» **Data listing**
** begin **

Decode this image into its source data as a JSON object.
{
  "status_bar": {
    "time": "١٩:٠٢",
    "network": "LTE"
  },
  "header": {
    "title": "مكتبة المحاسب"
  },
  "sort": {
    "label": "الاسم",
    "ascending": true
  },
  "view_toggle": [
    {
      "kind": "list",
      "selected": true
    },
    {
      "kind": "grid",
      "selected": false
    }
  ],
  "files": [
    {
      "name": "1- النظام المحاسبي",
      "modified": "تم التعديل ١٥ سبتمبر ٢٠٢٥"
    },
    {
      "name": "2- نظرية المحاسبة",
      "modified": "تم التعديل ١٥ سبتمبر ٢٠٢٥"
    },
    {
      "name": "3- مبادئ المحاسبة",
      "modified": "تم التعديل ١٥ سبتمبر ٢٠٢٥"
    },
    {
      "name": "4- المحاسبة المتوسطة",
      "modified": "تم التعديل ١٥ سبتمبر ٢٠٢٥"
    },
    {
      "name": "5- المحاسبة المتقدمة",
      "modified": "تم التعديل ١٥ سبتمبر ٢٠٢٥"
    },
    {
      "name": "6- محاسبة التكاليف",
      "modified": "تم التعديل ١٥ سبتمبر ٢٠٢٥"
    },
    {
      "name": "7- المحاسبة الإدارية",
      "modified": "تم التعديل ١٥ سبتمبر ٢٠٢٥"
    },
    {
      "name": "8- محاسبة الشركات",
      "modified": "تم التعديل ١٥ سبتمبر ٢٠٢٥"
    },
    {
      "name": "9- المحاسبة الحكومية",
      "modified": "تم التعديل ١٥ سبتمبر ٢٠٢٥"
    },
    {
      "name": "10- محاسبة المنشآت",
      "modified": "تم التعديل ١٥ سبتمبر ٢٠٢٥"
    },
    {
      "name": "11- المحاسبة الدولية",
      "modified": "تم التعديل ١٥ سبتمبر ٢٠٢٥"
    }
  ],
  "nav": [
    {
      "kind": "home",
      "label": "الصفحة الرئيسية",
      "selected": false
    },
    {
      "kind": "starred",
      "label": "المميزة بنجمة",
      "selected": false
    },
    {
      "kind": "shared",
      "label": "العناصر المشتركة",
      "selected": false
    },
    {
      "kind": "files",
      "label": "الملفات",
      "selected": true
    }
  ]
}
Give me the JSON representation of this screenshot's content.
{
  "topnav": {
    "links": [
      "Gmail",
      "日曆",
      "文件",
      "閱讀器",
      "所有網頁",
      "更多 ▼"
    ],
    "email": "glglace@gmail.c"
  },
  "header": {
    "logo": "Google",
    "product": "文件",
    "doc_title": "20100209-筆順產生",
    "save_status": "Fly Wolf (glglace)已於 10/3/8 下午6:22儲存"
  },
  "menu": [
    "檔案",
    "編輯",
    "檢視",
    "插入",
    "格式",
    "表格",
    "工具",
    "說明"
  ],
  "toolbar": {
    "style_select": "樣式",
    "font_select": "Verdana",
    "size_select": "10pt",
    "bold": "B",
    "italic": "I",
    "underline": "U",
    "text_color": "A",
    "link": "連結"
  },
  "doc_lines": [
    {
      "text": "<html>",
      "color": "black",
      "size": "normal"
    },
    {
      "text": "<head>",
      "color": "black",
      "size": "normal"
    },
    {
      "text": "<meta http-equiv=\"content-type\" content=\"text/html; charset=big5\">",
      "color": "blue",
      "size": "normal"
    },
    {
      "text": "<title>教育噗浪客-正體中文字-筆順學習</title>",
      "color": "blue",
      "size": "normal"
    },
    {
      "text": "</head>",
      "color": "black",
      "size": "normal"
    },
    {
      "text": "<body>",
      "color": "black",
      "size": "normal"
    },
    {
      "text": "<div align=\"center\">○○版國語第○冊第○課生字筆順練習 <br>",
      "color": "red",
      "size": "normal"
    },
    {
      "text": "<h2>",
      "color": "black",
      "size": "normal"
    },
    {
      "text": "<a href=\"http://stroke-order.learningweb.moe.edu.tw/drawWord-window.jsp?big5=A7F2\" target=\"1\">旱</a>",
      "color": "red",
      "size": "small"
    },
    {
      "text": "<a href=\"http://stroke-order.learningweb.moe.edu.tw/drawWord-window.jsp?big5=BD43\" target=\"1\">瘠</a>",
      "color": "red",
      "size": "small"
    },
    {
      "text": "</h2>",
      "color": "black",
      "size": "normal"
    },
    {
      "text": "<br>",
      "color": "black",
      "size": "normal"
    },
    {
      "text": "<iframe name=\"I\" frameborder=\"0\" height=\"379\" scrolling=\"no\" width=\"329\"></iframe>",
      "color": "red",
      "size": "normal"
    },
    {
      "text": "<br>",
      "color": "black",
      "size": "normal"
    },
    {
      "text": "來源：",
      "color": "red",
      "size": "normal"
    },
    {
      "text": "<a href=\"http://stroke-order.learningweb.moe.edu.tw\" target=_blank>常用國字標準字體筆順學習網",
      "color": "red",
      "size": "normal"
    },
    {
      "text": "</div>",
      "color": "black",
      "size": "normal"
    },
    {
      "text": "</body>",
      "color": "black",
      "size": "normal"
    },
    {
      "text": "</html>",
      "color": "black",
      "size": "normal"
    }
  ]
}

** end **

» **Challenge**
From the data, pick out every line that includes "kind".

» **Result**
      "kind": "list",
      "kind": "grid",
      "kind": "home",
      "kind": "starred",
      "kind": "shared",
      "kind": "files",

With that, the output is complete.